Determine how many lines in the entries below include "rigidities". The reply should be that number and nothing else.

─── Records for processing

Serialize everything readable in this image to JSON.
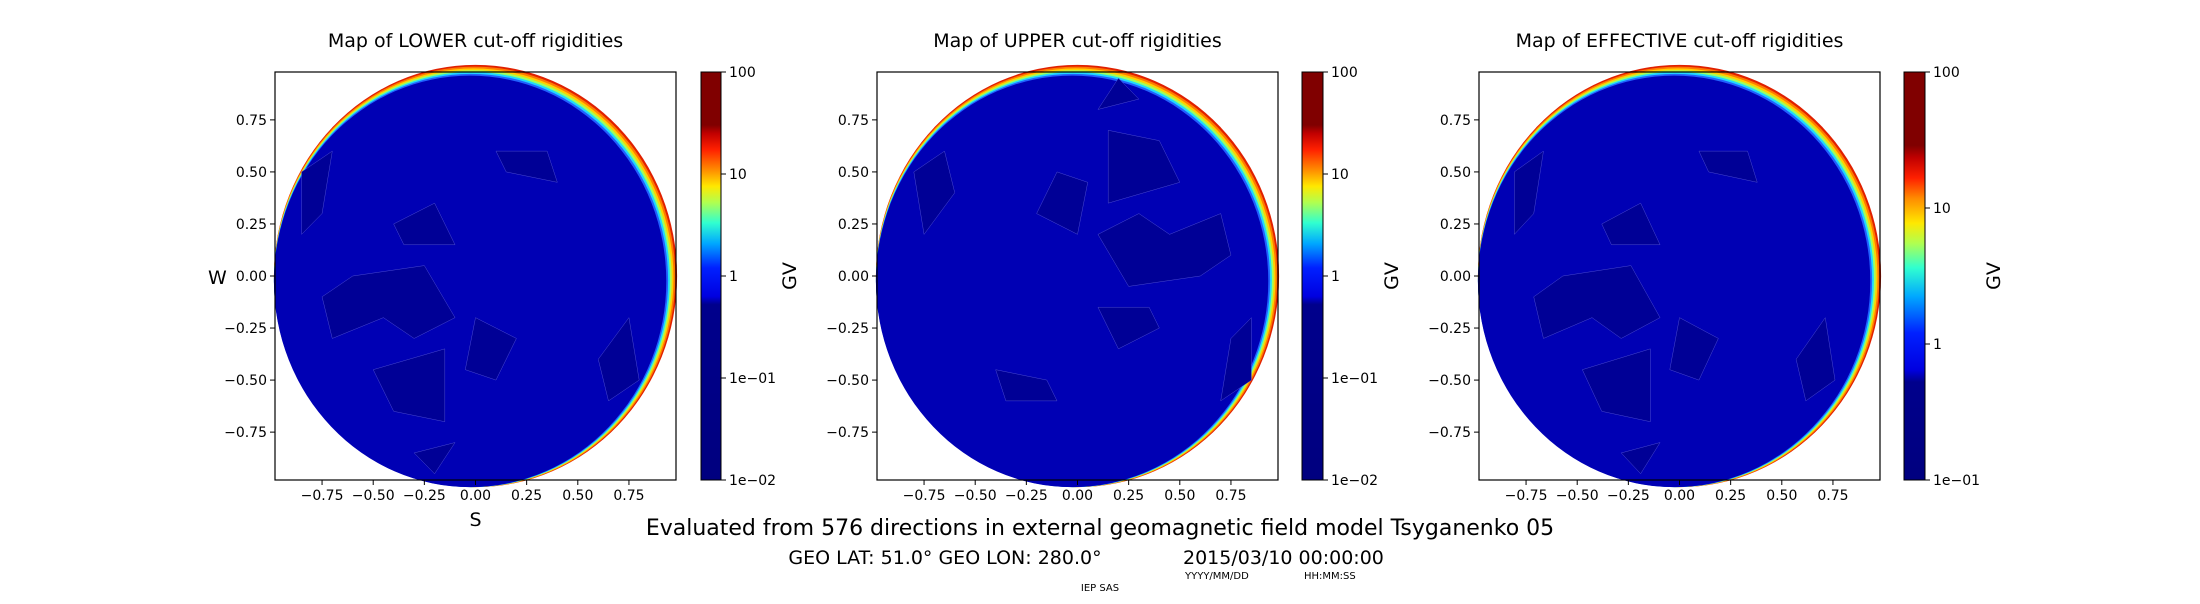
{
  "chart_data": [
    {
      "type": "heatmap",
      "title": "Map of LOWER cut-off rigidities",
      "xlabel": "S",
      "ylabel": "W",
      "xlim": [
        -0.98,
        0.98
      ],
      "ylim": [
        -0.98,
        0.98
      ],
      "xticks": [
        "−0.75",
        "−0.50",
        "−0.25",
        "0.00",
        "0.25",
        "0.50",
        "0.75"
      ],
      "yticks": [
        "0.75",
        "0.50",
        "0.25",
        "0.00",
        "−0.25",
        "−0.50",
        "−0.75"
      ],
      "colorbar": {
        "label": "GV",
        "scale": "log",
        "range": [
          0.01,
          100
        ],
        "ticks": [
          "100",
          "10",
          "1",
          "1e−01",
          "1e−02"
        ]
      },
      "colormap": "jet"
    },
    {
      "type": "heatmap",
      "title": "Map of UPPER cut-off rigidities",
      "xlabel": "",
      "ylabel": "",
      "xlim": [
        -0.98,
        0.98
      ],
      "ylim": [
        -0.98,
        0.98
      ],
      "xticks": [
        "−0.75",
        "−0.50",
        "−0.25",
        "0.00",
        "0.25",
        "0.50",
        "0.75"
      ],
      "yticks": [
        "0.75",
        "0.50",
        "0.25",
        "0.00",
        "−0.25",
        "−0.50",
        "−0.75"
      ],
      "colorbar": {
        "label": "GV",
        "scale": "log",
        "range": [
          0.01,
          100
        ],
        "ticks": [
          "100",
          "10",
          "1",
          "1e−01",
          "1e−02"
        ]
      },
      "colormap": "jet"
    },
    {
      "type": "heatmap",
      "title": "Map of EFFECTIVE cut-off rigidities",
      "xlabel": "",
      "ylabel": "",
      "xlim": [
        -0.98,
        0.98
      ],
      "ylim": [
        -0.98,
        0.98
      ],
      "xticks": [
        "−0.75",
        "−0.50",
        "−0.25",
        "0.00",
        "0.25",
        "0.50",
        "0.75"
      ],
      "yticks": [
        "0.75",
        "0.50",
        "0.25",
        "0.00",
        "−0.25",
        "−0.50",
        "−0.75"
      ],
      "colorbar": {
        "label": "GV",
        "scale": "log",
        "range": [
          0.1,
          100
        ],
        "ticks": [
          "100",
          "10",
          "1",
          "1e−01"
        ]
      },
      "colormap": "jet"
    }
  ],
  "footer": {
    "suptitle": "Evaluated from 576 directions in external geomagnetic field model Tsyganenko 05",
    "location": "GEO LAT: 51.0°  GEO LON: 280.0°",
    "datetime": "2015/03/10 00:00:00",
    "date_format": "YYYY/MM/DD",
    "time_format": "HH:MM:SS",
    "credit": "IEP SAS"
  },
  "colors": {
    "field": "#0000b4",
    "field_dark": "#000096",
    "rim": [
      "#ff7a00",
      "#ffd000",
      "#9cff60",
      "#20d8ff",
      "#2060ff"
    ]
  }
}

──────

Exercise output: 3